**Your task:**
Some lines in the records below may hold the word "that"; give the number of those lines and nothing else.

[Records contained in a dataset]
····················
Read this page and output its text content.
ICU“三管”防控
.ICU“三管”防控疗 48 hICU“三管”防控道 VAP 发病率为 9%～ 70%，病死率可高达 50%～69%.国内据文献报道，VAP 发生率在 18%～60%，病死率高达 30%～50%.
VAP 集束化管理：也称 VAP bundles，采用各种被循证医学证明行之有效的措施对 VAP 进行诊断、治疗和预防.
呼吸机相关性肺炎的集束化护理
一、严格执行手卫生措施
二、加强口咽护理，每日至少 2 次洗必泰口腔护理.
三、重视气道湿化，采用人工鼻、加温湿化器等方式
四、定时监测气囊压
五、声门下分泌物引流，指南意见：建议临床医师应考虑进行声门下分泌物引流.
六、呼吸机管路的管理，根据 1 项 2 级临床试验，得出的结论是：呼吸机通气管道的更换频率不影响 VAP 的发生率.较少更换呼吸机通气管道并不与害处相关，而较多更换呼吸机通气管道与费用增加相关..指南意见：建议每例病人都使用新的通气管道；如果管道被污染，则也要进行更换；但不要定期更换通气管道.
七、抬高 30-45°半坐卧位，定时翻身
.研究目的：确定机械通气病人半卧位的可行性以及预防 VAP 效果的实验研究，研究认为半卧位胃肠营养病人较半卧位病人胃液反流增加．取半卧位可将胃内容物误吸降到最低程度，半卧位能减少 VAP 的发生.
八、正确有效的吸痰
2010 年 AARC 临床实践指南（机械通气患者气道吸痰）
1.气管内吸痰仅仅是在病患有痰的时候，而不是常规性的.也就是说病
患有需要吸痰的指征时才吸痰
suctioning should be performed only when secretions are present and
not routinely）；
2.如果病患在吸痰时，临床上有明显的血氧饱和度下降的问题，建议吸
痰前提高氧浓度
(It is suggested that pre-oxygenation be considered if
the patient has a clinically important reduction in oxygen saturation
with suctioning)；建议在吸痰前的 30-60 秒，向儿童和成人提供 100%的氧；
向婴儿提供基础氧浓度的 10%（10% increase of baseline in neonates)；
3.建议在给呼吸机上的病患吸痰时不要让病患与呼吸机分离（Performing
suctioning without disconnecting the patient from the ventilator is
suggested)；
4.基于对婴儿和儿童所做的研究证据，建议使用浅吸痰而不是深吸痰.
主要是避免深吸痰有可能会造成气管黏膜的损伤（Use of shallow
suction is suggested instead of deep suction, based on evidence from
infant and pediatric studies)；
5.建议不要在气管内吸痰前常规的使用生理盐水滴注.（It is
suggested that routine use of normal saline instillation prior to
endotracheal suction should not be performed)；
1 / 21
····················
**Solution to this problem:**
2